Records contained in a dataset
-- begin --

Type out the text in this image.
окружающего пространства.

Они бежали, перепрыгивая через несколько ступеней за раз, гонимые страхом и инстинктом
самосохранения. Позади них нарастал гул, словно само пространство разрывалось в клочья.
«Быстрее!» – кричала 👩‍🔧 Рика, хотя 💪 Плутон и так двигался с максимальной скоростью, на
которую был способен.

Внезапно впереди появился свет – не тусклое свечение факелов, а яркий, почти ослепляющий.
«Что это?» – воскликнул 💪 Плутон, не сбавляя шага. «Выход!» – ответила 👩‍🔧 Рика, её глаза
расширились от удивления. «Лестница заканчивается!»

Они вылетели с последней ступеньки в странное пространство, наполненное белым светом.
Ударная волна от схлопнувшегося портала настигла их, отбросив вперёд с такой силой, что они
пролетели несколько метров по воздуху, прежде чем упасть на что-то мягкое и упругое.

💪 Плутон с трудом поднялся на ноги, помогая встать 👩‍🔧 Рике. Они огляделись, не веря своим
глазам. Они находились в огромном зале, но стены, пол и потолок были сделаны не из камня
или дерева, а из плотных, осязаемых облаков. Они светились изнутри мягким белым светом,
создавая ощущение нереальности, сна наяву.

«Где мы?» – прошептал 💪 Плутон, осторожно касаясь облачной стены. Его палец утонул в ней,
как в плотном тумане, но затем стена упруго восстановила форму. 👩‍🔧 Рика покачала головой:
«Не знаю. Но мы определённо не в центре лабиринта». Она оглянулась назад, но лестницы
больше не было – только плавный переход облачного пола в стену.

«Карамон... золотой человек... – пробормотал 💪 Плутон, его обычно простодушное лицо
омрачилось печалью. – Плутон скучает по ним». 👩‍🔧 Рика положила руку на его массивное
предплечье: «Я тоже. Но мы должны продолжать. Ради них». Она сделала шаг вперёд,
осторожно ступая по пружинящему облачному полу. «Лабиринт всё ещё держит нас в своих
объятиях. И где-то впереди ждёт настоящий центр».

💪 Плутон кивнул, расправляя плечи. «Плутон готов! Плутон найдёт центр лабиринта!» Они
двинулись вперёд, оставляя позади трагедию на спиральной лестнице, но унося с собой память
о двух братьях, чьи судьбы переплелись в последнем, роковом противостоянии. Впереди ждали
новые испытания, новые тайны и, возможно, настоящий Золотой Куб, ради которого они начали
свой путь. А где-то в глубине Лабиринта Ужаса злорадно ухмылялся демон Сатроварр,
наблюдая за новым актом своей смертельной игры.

-- end --

SET PROBLEM:
Lines holding the word "пространство" in the entries above are the ones to pull out. Copy them all.

WRITTEN ANSWER:
самосохранения. Позади них нарастал гул, словно само пространство разрывалось в клочья.
Они вылетели с последней ступеньки в странное пространство, наполненное белым светом.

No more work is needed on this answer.